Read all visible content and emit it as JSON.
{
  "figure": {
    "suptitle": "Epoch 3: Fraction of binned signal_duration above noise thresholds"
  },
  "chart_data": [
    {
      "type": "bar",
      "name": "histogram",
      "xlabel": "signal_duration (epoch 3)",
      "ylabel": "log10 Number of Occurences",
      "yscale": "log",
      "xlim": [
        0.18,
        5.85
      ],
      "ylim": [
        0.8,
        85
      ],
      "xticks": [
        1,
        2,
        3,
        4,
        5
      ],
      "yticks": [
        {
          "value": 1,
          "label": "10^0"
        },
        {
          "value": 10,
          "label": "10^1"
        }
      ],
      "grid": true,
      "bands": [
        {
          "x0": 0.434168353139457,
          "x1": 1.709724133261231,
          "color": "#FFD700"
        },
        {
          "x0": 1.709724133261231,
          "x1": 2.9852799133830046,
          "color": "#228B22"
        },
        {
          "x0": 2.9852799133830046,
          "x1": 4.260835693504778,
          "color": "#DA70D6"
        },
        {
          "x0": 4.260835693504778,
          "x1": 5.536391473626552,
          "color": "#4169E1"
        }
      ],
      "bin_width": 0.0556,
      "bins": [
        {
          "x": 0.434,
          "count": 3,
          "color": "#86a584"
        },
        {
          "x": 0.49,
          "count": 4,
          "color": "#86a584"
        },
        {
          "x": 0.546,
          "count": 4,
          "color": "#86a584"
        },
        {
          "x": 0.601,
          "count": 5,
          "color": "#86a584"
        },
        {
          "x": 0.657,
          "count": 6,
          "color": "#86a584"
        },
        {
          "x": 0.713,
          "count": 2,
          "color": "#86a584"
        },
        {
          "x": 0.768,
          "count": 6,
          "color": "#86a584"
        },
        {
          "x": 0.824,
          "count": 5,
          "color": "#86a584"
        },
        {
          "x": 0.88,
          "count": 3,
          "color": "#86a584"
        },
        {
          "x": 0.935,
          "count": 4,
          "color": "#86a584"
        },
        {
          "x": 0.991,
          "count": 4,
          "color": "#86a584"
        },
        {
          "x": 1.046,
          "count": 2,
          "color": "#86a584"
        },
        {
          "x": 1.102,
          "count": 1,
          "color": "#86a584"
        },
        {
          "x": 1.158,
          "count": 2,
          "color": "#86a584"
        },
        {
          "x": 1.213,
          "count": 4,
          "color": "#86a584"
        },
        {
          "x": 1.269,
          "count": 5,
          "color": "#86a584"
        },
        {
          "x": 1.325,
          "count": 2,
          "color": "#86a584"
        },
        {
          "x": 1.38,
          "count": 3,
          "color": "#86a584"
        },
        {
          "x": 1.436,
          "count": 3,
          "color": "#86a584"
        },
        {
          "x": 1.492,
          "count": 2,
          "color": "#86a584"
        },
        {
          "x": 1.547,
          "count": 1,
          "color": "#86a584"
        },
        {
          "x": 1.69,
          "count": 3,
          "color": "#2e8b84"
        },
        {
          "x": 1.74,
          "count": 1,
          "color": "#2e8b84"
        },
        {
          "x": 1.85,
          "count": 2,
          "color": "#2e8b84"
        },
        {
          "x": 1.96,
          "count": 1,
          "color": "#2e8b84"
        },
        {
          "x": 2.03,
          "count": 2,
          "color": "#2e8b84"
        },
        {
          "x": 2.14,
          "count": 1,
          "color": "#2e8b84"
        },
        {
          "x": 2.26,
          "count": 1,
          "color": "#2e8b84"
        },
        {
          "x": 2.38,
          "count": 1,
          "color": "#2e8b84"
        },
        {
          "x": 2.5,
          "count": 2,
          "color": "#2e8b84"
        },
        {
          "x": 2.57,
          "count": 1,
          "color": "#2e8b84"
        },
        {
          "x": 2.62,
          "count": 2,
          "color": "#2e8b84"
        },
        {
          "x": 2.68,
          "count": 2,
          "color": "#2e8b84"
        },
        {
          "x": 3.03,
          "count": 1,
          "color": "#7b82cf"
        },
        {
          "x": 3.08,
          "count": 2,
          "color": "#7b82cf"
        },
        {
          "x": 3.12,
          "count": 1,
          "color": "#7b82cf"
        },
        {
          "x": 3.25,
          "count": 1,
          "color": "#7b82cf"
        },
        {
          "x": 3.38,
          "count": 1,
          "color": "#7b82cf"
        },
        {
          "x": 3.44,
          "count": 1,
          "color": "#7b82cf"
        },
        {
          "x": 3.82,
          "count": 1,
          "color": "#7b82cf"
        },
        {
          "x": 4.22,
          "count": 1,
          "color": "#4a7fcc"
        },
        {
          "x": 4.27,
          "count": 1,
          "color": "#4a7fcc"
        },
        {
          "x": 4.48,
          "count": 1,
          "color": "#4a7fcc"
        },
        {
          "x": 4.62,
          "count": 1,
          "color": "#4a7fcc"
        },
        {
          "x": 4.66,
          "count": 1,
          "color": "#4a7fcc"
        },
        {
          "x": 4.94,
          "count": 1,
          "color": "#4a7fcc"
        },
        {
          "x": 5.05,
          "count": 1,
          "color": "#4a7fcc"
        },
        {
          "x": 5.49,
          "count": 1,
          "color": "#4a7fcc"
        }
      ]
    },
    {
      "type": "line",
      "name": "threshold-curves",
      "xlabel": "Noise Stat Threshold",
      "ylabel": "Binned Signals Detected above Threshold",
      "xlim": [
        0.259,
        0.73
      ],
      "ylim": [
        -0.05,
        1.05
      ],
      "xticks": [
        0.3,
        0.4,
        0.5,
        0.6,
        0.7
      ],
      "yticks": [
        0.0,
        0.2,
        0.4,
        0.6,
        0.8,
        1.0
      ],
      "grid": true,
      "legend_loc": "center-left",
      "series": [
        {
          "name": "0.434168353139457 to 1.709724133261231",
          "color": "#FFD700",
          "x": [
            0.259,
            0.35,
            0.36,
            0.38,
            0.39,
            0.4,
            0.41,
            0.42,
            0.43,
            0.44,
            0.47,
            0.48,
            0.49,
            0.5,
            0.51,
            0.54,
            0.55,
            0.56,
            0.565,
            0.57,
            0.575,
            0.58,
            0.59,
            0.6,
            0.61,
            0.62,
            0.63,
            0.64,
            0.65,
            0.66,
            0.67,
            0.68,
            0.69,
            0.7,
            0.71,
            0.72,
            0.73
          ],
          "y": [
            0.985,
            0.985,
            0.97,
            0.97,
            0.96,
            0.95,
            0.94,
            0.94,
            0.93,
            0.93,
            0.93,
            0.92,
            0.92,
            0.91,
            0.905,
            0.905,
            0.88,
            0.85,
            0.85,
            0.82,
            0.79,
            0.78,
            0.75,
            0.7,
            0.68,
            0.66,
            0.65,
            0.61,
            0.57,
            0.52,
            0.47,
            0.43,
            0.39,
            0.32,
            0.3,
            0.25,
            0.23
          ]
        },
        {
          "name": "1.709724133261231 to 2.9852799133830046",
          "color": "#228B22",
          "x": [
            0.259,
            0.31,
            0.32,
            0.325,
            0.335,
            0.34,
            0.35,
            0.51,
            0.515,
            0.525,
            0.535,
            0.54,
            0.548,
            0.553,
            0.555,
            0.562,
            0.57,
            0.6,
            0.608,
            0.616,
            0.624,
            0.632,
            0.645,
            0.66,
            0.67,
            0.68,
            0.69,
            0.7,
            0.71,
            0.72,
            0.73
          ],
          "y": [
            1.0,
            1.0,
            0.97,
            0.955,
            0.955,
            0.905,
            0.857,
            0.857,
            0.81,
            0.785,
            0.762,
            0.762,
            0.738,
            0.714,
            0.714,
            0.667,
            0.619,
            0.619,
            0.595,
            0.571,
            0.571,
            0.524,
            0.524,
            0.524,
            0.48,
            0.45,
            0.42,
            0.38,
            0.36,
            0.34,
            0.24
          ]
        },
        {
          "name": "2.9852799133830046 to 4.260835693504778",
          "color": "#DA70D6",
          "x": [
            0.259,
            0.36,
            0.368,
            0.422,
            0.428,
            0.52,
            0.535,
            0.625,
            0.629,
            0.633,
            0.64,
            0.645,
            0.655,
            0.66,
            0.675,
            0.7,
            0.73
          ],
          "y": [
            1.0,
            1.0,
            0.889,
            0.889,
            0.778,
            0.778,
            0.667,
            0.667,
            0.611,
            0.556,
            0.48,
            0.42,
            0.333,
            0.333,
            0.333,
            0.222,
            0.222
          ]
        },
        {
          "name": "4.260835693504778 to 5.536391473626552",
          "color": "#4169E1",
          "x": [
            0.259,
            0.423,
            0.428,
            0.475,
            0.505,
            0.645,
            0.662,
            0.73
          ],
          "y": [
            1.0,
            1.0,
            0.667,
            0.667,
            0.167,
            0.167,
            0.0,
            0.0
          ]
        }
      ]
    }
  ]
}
============
To be done » Extract every line that has the string "name" in it.

Correct result »
      "name": "histogram",
      "name": "threshold-curves",
          "name": "0.434168353139457 to 1.709724133261231",
          "name": "1.709724133261231 to 2.9852799133830046",
          "name": "2.9852799133830046 to 4.260835693504778",
          "name": "4.260835693504778 to 5.536391473626552",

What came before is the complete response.